**Challenge**
In the material below, the lines containing the word "phới" are required; copy each of them.

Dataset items
┌──

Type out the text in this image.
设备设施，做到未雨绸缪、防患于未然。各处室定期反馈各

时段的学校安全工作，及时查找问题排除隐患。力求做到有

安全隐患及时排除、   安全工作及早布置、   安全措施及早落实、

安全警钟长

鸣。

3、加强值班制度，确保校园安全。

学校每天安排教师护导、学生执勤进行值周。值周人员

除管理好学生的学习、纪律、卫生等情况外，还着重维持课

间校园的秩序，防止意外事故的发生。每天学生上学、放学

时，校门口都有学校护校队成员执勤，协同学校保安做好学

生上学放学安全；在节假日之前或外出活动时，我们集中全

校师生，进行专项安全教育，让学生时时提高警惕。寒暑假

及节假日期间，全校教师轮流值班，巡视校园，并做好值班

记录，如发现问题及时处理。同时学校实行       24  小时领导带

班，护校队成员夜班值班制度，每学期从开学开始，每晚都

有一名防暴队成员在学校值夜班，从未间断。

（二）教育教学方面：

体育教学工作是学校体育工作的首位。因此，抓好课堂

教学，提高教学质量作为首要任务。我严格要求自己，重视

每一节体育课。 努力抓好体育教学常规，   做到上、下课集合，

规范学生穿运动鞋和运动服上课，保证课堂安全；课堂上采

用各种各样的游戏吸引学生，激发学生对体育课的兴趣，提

└──
┌──

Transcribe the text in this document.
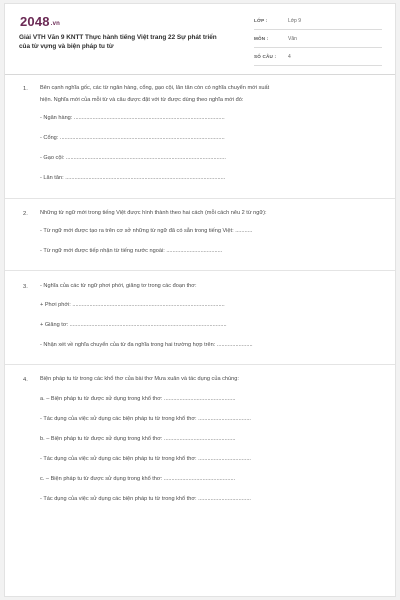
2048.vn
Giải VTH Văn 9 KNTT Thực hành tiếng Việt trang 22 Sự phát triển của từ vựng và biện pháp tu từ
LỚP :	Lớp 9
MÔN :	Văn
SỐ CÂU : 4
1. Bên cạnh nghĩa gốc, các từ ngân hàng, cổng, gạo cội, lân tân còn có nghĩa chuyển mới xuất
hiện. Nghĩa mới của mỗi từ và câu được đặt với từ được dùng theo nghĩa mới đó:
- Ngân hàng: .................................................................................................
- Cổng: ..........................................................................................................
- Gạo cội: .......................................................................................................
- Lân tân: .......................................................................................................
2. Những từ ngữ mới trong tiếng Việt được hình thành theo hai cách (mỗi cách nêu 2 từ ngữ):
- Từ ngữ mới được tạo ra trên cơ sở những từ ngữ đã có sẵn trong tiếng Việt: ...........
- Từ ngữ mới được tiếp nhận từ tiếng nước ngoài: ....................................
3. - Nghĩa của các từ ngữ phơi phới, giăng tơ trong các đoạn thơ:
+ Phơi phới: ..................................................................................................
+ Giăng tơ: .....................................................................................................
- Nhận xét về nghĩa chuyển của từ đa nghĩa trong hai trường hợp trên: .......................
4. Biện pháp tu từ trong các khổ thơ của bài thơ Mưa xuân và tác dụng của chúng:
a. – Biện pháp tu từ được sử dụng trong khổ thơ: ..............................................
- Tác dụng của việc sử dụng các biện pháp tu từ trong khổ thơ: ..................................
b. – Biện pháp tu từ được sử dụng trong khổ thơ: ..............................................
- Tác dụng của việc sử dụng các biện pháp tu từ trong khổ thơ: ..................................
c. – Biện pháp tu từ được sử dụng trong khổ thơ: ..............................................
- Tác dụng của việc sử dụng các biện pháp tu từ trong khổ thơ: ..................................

└──

**Task result**
3. - Nghĩa của các từ ngữ phơi phới, giăng tơ trong các đoạn thơ:
+ Phơi phới: ..................................................................................................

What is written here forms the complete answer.